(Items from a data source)
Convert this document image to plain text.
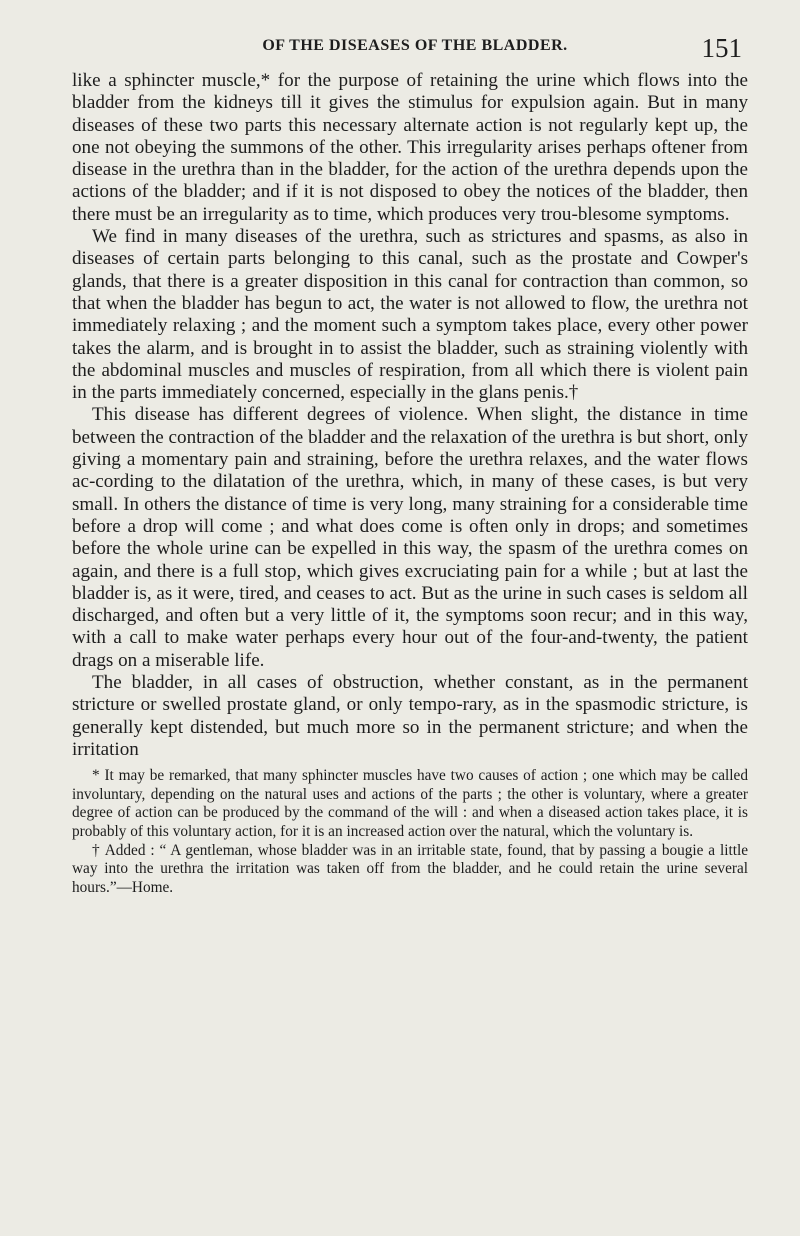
OF THE DISEASES OF THE BLADDER.	151

like a sphincter muscle,* for the purpose of retaining the urine which flows into the bladder from the kidneys till it gives the stimulus for expulsion again. But in many diseases of these two parts this necessary alternate action is not regularly kept up, the one not obeying the summons of the other. This irregularity arises perhaps oftener from disease in the urethra than in the bladder, for the action of the urethra depends upon the actions of the bladder; and if it is not disposed to obey the notices of the bladder, then there must be an irregularity as to time, which produces very trou-blesome symptoms.

We find in many diseases of the urethra, such as strictures and spasms, as also in diseases of certain parts belonging to this canal, such as the prostate and Cowper's glands, that there is a greater disposition in this canal for contraction than common, so that when the bladder has begun to act, the water is not allowed to flow, the urethra not immediately relaxing ; and the moment such a symptom takes place, every other power takes the alarm, and is brought in to assist the bladder, such as straining violently with the abdominal muscles and muscles of respiration, from all which there is violent pain in the parts immediately concerned, especially in the glans penis.†

This disease has different degrees of violence. When slight, the distance in time between the contraction of the bladder and the relaxation of the urethra is but short, only giving a momentary pain and straining, before the urethra relaxes, and the water flows ac-cording to the dilatation of the urethra, which, in many of these cases, is but very small. In others the distance of time is very long, many straining for a considerable time before a drop will come ; and what does come is often only in drops; and sometimes before the whole urine can be expelled in this way, the spasm of the urethra comes on again, and there is a full stop, which gives excruciating pain for a while ; but at last the bladder is, as it were, tired, and ceases to act. But as the urine in such cases is seldom all discharged, and often but a very little of it, the symptoms soon recur; and in this way, with a call to make water perhaps every hour out of the four-and-twenty, the patient drags on a miserable life.

The bladder, in all cases of obstruction, whether constant, as in the permanent stricture or swelled prostate gland, or only tempo-rary, as in the spasmodic stricture, is generally kept distended, but much more so in the permanent stricture; and when the irritation

* It may be remarked, that many sphincter muscles have two causes of action ; one which may be called involuntary, depending on the natural uses and actions of the parts ; the other is voluntary, where a greater degree of action can be produced by the command of the will : and when a diseased action takes place, it is probably of this voluntary action, for it is an increased action over the natural, which the voluntary is.

† Added : “ A gentleman, whose bladder was in an irritable state, found, that by passing a bougie a little way into the urethra the irritation was taken off from the bladder, and he could retain the urine several hours.”—Home.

§ **Exercise goal**
Every entry must be transcribed exactly. Pictures do not belong in the copy.

§ **Answer for the task**
Convert this document image to plain text.
OF THE DISEASES OF THE BLADDER.	151

like a sphincter muscle,* for the purpose of retaining the urine which flows into the bladder from the kidneys till it gives the stimulus for expulsion again. But in many diseases of these two parts this necessary alternate action is not regularly kept up, the one not obeying the summons of the other. This irregularity arises perhaps oftener from disease in the urethra than in the bladder, for the action of the urethra depends upon the actions of the bladder; and if it is not disposed to obey the notices of the bladder, then there must be an irregularity as to time, which produces very trou-blesome symptoms.

We find in many diseases of the urethra, such as strictures and spasms, as also in diseases of certain parts belonging to this canal, such as the prostate and Cowper's glands, that there is a greater disposition in this canal for contraction than common, so that when the bladder has begun to act, the water is not allowed to flow, the urethra not immediately relaxing ; and the moment such a symptom takes place, every other power takes the alarm, and is brought in to assist the bladder, such as straining violently with the abdominal muscles and muscles of respiration, from all which there is violent pain in the parts immediately concerned, especially in the glans penis.†

This disease has different degrees of violence. When slight, the distance in time between the contraction of the bladder and the relaxation of the urethra is but short, only giving a momentary pain and straining, before the urethra relaxes, and the water flows ac-cording to the dilatation of the urethra, which, in many of these cases, is but very small. In others the distance of time is very long, many straining for a considerable time before a drop will come ; and what does come is often only in drops; and sometimes before the whole urine can be expelled in this way, the spasm of the urethra comes on again, and there is a full stop, which gives excruciating pain for a while ; but at last the bladder is, as it were, tired, and ceases to act. But as the urine in such cases is seldom all discharged, and often but a very little of it, the symptoms soon recur; and in this way, with a call to make water perhaps every hour out of the four-and-twenty, the patient drags on a miserable life.

The bladder, in all cases of obstruction, whether constant, as in the permanent stricture or swelled prostate gland, or only tempo-rary, as in the spasmodic stricture, is generally kept distended, but much more so in the permanent stricture; and when the irritation

* It may be remarked, that many sphincter muscles have two causes of action ; one which may be called involuntary, depending on the natural uses and actions of the parts ; the other is voluntary, where a greater degree of action can be produced by the command of the will : and when a diseased action takes place, it is probably of this voluntary action, for it is an increased action over the natural, which the voluntary is.

† Added : “ A gentleman, whose bladder was in an irritable state, found, that by passing a bougie a little way into the urethra the irritation was taken off from the bladder, and he could retain the urine several hours.”—Home.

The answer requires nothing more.